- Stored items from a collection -
+ + + + +

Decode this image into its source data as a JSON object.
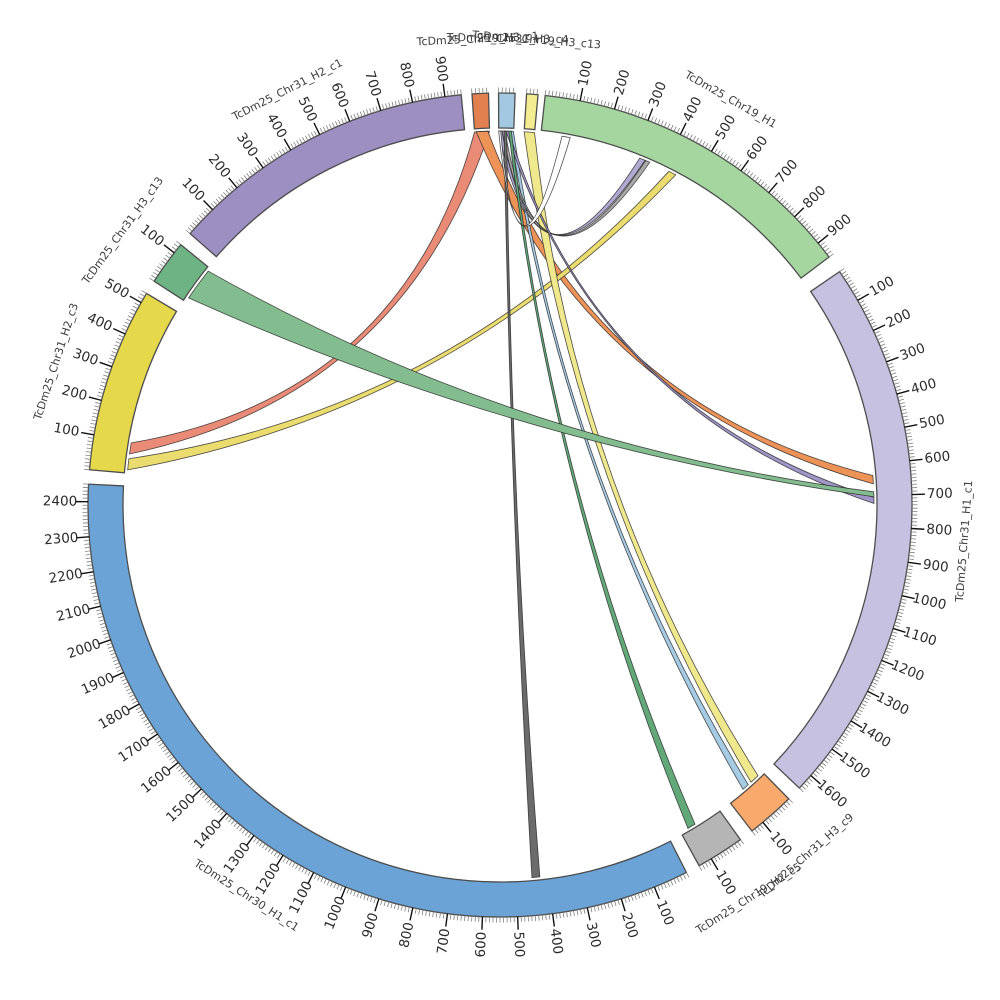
{
  "figure": {
    "kind": "circos-synteny-plot",
    "background": "#ffffff",
    "tick_label_color": "#2b2b2b",
    "segment_label_color": "#3c3c3c",
    "segment_outline": "#4d4d4d"
  },
  "chart_data": {
    "type": "chord",
    "title": "",
    "tick_major_interval": 100,
    "tick_minor_interval": 10,
    "segments": [
      {
        "id": "chr19_h3_c1",
        "label": "TcDm25_Chr19_H3_c1",
        "length": 45,
        "color": "#e2814f",
        "a0": -3.9,
        "a1": -1.6
      },
      {
        "id": "chr31_h3_c4",
        "label": "TcDm25_Chr31_H3_c4",
        "length": 45,
        "color": "#a2c8e2",
        "a0": -0.2,
        "a1": 2.1
      },
      {
        "id": "chr19_h3_c13",
        "label": "TcDm25_Chr19_H3_c13",
        "length": 33,
        "color": "#f3ec90",
        "a0": 3.7,
        "a1": 5.3
      },
      {
        "id": "chr19_h1",
        "label": "TcDm25_Chr19_H1",
        "length": 950,
        "color": "#a5d6a0",
        "a0": 6.3,
        "a1": 53.0
      },
      {
        "id": "chr31_h1_c1",
        "label": "TcDm25_Chr31_H1_c1",
        "length": 1650,
        "color": "#c6c1e0",
        "a0": 55.5,
        "a1": 133.4
      },
      {
        "id": "chr31_h3_c9",
        "label": "TcDm25_Chr31_H3_c9",
        "length": 140,
        "color": "#f9a96b",
        "a0": 135.5,
        "a1": 142.3
      },
      {
        "id": "chr19_h2_c5",
        "label": "TcDm25_Chr19_H2_c5",
        "length": 140,
        "color": "#b5b5b5",
        "a0": 144.3,
        "a1": 151.1
      },
      {
        "id": "chr30_h1_c1",
        "label": "TcDm25_Chr30_H1_c1",
        "length": 2450,
        "color": "#6ba3d6",
        "a0": 153.1,
        "a1": 272.9
      },
      {
        "id": "chr31_h2_c3",
        "label": "TcDm25_Chr31_H2_c3",
        "length": 530,
        "color": "#e5d94b",
        "a0": 274.9,
        "a1": 300.9
      },
      {
        "id": "chr31_h3_c13",
        "label": "TcDm25_Chr31_H3_c13",
        "length": 130,
        "color": "#6db383",
        "a0": 302.9,
        "a1": 309.2
      },
      {
        "id": "chr31_h2_c1",
        "label": "TcDm25_Chr31_H2_c1",
        "length": 950,
        "color": "#9e8fc2",
        "a0": 311.2,
        "a1": 354.6
      }
    ],
    "links": [
      {
        "id": "link-orange-to-yellowleft",
        "source": {
          "seg": "chr19_h3_c1",
          "start": 0,
          "end": 45
        },
        "target": {
          "seg": "chr31_h2_c3",
          "start": 60,
          "end": 95
        },
        "color": "#e98b77"
      },
      {
        "id": "link-orange-to-lavender",
        "source": {
          "seg": "chr19_h3_c1",
          "start": 5,
          "end": 40
        },
        "target": {
          "seg": "chr31_h1_c1",
          "start": 635,
          "end": 662
        },
        "color": "#ee9357"
      },
      {
        "id": "link-yellowleft-to-green",
        "source": {
          "seg": "chr31_h2_c3",
          "start": 10,
          "end": 45
        },
        "target": {
          "seg": "chr19_h1",
          "start": 418,
          "end": 442
        },
        "color": "#eadc6e"
      },
      {
        "id": "link-yellowsmall-to-c9",
        "source": {
          "seg": "chr19_h3_c13",
          "start": 0,
          "end": 33
        },
        "target": {
          "seg": "chr31_h3_c9",
          "start": 18,
          "end": 48
        },
        "color": "#f0e88c"
      },
      {
        "id": "link-bluesmall-to-c9",
        "source": {
          "seg": "chr31_h3_c4",
          "start": 34,
          "end": 44
        },
        "target": {
          "seg": "chr31_h3_c9",
          "start": 60,
          "end": 82
        },
        "color": "#a6cbe4"
      },
      {
        "id": "link-bluesmall-to-green-a",
        "source": {
          "seg": "chr31_h3_c4",
          "start": 0,
          "end": 10
        },
        "target": {
          "seg": "chr19_h1",
          "start": 318,
          "end": 336
        },
        "color": "#b3aad4"
      },
      {
        "id": "link-bluesmall-to-green-b",
        "source": {
          "seg": "chr31_h3_c4",
          "start": 10,
          "end": 19
        },
        "target": {
          "seg": "chr19_h1",
          "start": 338,
          "end": 352
        },
        "color": "#ababab"
      },
      {
        "id": "link-bluesmall-to-lavender",
        "source": {
          "seg": "chr31_h3_c4",
          "start": 22,
          "end": 30
        },
        "target": {
          "seg": "chr31_h1_c1",
          "start": 706,
          "end": 726
        },
        "color": "#a195c7"
      },
      {
        "id": "link-bluesmall-to-gray",
        "source": {
          "seg": "chr31_h3_c4",
          "start": 30,
          "end": 38
        },
        "target": {
          "seg": "chr19_h2_c5",
          "start": 88,
          "end": 114
        },
        "color": "#62a878"
      },
      {
        "id": "link-bluesmall-to-blue",
        "source": {
          "seg": "chr31_h3_c4",
          "start": 16,
          "end": 24
        },
        "target": {
          "seg": "chr30_h1_c1",
          "start": 425,
          "end": 450
        },
        "color": "#6b6b6b"
      },
      {
        "id": "link-c13-to-lavender",
        "source": {
          "seg": "chr31_h3_c13",
          "start": 15,
          "end": 120
        },
        "target": {
          "seg": "chr31_h1_c1",
          "start": 688,
          "end": 704
        },
        "color": "#83bd8f"
      },
      {
        "id": "link-green-to-bluesmall",
        "source": {
          "seg": "chr19_h1",
          "start": 66,
          "end": 92
        },
        "target": {
          "seg": "chr31_h3_c4",
          "start": 0,
          "end": 6
        },
        "color": "#ffffff"
      }
    ]
  }
}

+ + + + +

Gather every line containing the word "lavender" and copy it.

- IN RESPONSE -
        "id": "link-orange-to-lavender",
        "id": "link-bluesmall-to-lavender",
        "id": "link-c13-to-lavender",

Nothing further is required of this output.